# [Data supplied]
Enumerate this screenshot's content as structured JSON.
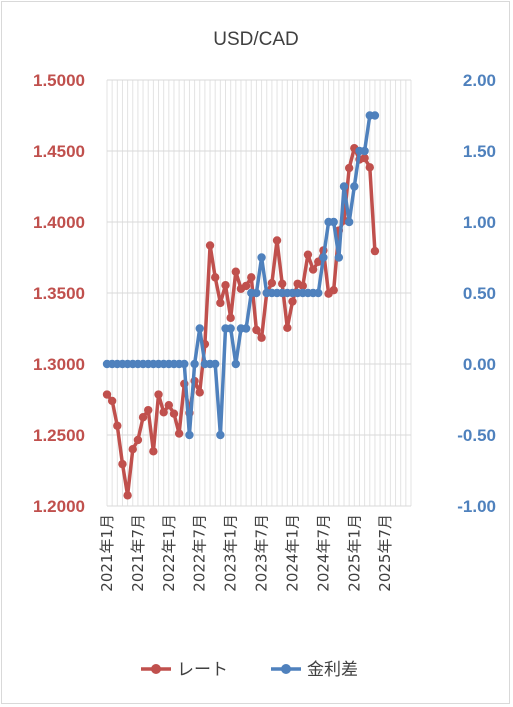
{
  "chart_data": {
    "type": "line",
    "title": "USD/CAD",
    "x": [
      "2021-01",
      "2021-02",
      "2021-03",
      "2021-04",
      "2021-05",
      "2021-06",
      "2021-07",
      "2021-08",
      "2021-09",
      "2021-10",
      "2021-11",
      "2021-12",
      "2022-01",
      "2022-02",
      "2022-03",
      "2022-04",
      "2022-05",
      "2022-06",
      "2022-07",
      "2022-08",
      "2022-09",
      "2022-10",
      "2022-11",
      "2022-12",
      "2023-01",
      "2023-02",
      "2023-03",
      "2023-04",
      "2023-05",
      "2023-06",
      "2023-07",
      "2023-08",
      "2023-09",
      "2023-10",
      "2023-11",
      "2023-12",
      "2024-01",
      "2024-02",
      "2024-03",
      "2024-04",
      "2024-05",
      "2024-06",
      "2024-07",
      "2024-08",
      "2024-09",
      "2024-10",
      "2024-11",
      "2024-12",
      "2025-01",
      "2025-02",
      "2025-03",
      "2025-04",
      "2025-05"
    ],
    "x_tick_labels": [
      "2021年1月",
      "2021年7月",
      "2022年1月",
      "2022年7月",
      "2023年1月",
      "2023年7月",
      "2024年1月",
      "2024年7月",
      "2025年1月",
      "2025年7月"
    ],
    "x_range": [
      "2021-01",
      "2025-12"
    ],
    "grid": true,
    "legend_position": "bottom",
    "axes": {
      "left": {
        "ylim": [
          1.2,
          1.5
        ],
        "tick_labels": [
          "1.2000",
          "1.2500",
          "1.3000",
          "1.3500",
          "1.4000",
          "1.4500",
          "1.5000"
        ],
        "color": "#c0504d"
      },
      "right": {
        "ylim": [
          -1.0,
          2.0
        ],
        "tick_labels": [
          "-1.00",
          "-0.50",
          "0.00",
          "0.50",
          "1.00",
          "1.50",
          "2.00"
        ],
        "color": "#4f81bd"
      }
    },
    "series": [
      {
        "name": "レート",
        "axis": "left",
        "color": "#c0504d",
        "values": [
          1.2785,
          1.274,
          1.2565,
          1.2295,
          1.2075,
          1.24,
          1.2465,
          1.2625,
          1.2675,
          1.2385,
          1.2785,
          1.266,
          1.271,
          1.265,
          1.251,
          1.286,
          1.2655,
          1.288,
          1.28,
          1.314,
          1.3835,
          1.361,
          1.343,
          1.3555,
          1.3325,
          1.365,
          1.353,
          1.355,
          1.361,
          1.324,
          1.3185,
          1.35,
          1.357,
          1.387,
          1.3565,
          1.3255,
          1.344,
          1.3565,
          1.355,
          1.377,
          1.3665,
          1.372,
          1.38,
          1.3495,
          1.352,
          1.394,
          1.401,
          1.438,
          1.452,
          1.444,
          1.445,
          1.4385,
          1.3795
        ]
      },
      {
        "name": "金利差",
        "axis": "right",
        "color": "#4f81bd",
        "values": [
          0,
          0,
          0,
          0,
          0,
          0,
          0,
          0,
          0,
          0,
          0,
          0,
          0,
          0,
          0,
          0,
          -0.5,
          0,
          0.25,
          0,
          0,
          0,
          -0.5,
          0.25,
          0.25,
          0,
          0.25,
          0.25,
          0.5,
          0.5,
          0.75,
          0.5,
          0.5,
          0.5,
          0.5,
          0.5,
          0.5,
          0.5,
          0.5,
          0.5,
          0.5,
          0.5,
          0.75,
          1.0,
          1.0,
          0.75,
          1.25,
          1.0,
          1.25,
          1.5,
          1.5,
          1.75,
          1.75
        ]
      }
    ]
  }
}
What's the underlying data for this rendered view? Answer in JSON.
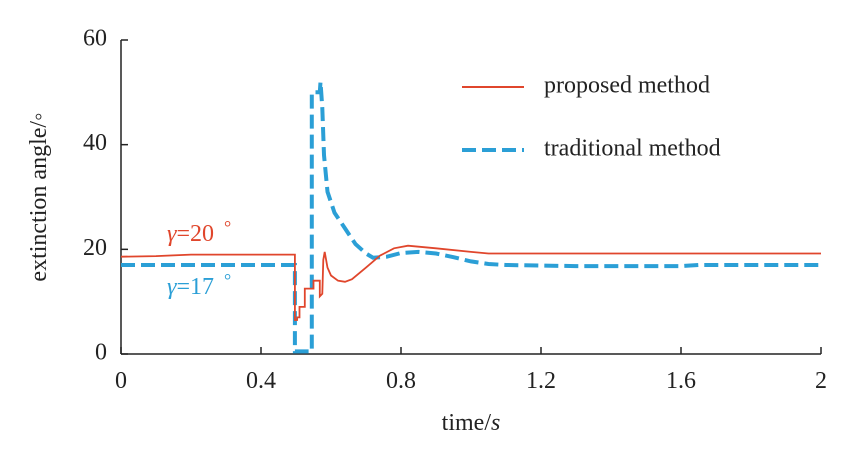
{
  "chart_data": {
    "type": "line",
    "xlabel": {
      "main": "time/",
      "unit": "s"
    },
    "ylabel": "extinction angle/◦",
    "xlim": [
      0,
      2
    ],
    "ylim": [
      0,
      60
    ],
    "x_ticks": [
      "0",
      "0.4",
      "0.8",
      "1.2",
      "1.6",
      "2"
    ],
    "x_tick_values": [
      0,
      0.4,
      0.8,
      1.2,
      1.6,
      2
    ],
    "y_ticks": [
      "0",
      "20",
      "40",
      "60"
    ],
    "y_tick_values": [
      0,
      20,
      40,
      60
    ],
    "grid": false,
    "legend_position": "top-right",
    "series": [
      {
        "name": "proposed method",
        "color": "#e0462c",
        "dash": "solid",
        "points": [
          [
            0,
            18.6
          ],
          [
            0.1,
            18.7
          ],
          [
            0.2,
            19.0
          ],
          [
            0.3,
            19.0
          ],
          [
            0.4,
            19.0
          ],
          [
            0.48,
            19.0
          ],
          [
            0.497,
            19.0
          ],
          [
            0.497,
            6.5
          ],
          [
            0.503,
            6.5
          ],
          [
            0.503,
            7.0
          ],
          [
            0.51,
            7.0
          ],
          [
            0.51,
            9.0
          ],
          [
            0.525,
            9.0
          ],
          [
            0.525,
            12.5
          ],
          [
            0.55,
            12.5
          ],
          [
            0.55,
            14.0
          ],
          [
            0.568,
            14.0
          ],
          [
            0.568,
            11.0
          ],
          [
            0.575,
            11.5
          ],
          [
            0.578,
            18.0
          ],
          [
            0.582,
            19.5
          ],
          [
            0.59,
            16.5
          ],
          [
            0.6,
            15.0
          ],
          [
            0.62,
            14.0
          ],
          [
            0.64,
            13.8
          ],
          [
            0.66,
            14.3
          ],
          [
            0.7,
            16.5
          ],
          [
            0.74,
            18.8
          ],
          [
            0.78,
            20.2
          ],
          [
            0.82,
            20.7
          ],
          [
            0.9,
            20.2
          ],
          [
            1.0,
            19.5
          ],
          [
            1.05,
            19.2
          ],
          [
            1.2,
            19.2
          ],
          [
            1.5,
            19.2
          ],
          [
            1.8,
            19.2
          ],
          [
            2.0,
            19.2
          ]
        ]
      },
      {
        "name": "traditional method",
        "color": "#2b9fd6",
        "dash": "dashed",
        "points": [
          [
            0,
            17.0
          ],
          [
            0.3,
            17.0
          ],
          [
            0.49,
            17.0
          ],
          [
            0.497,
            17.0
          ],
          [
            0.497,
            0.5
          ],
          [
            0.54,
            0.5
          ],
          [
            0.545,
            0.5
          ],
          [
            0.545,
            50.0
          ],
          [
            0.568,
            50.0
          ],
          [
            0.57,
            52.0
          ],
          [
            0.575,
            47.0
          ],
          [
            0.58,
            38.0
          ],
          [
            0.59,
            31.0
          ],
          [
            0.61,
            27.0
          ],
          [
            0.64,
            24.0
          ],
          [
            0.67,
            21.0
          ],
          [
            0.7,
            19.2
          ],
          [
            0.72,
            18.4
          ],
          [
            0.76,
            18.6
          ],
          [
            0.8,
            19.3
          ],
          [
            0.85,
            19.5
          ],
          [
            0.9,
            19.2
          ],
          [
            0.95,
            18.5
          ],
          [
            1.0,
            17.7
          ],
          [
            1.05,
            17.2
          ],
          [
            1.1,
            17.0
          ],
          [
            1.3,
            16.8
          ],
          [
            1.6,
            16.8
          ],
          [
            1.65,
            17.0
          ],
          [
            2.0,
            17.0
          ]
        ]
      }
    ],
    "annotations": [
      {
        "symbol": "γ",
        "text": "=20",
        "degree": "°",
        "color": "#e0462c"
      },
      {
        "symbol": "γ",
        "text": "=17",
        "degree": "°",
        "color": "#2b9fd6"
      }
    ]
  }
}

# [Task description]
Make a list of all lines in the data that contain "this".

# [Full solution]
Enumerate this screenshot's content as structured JSON.
What's the underlying data for this rendered view? Answer in JSON.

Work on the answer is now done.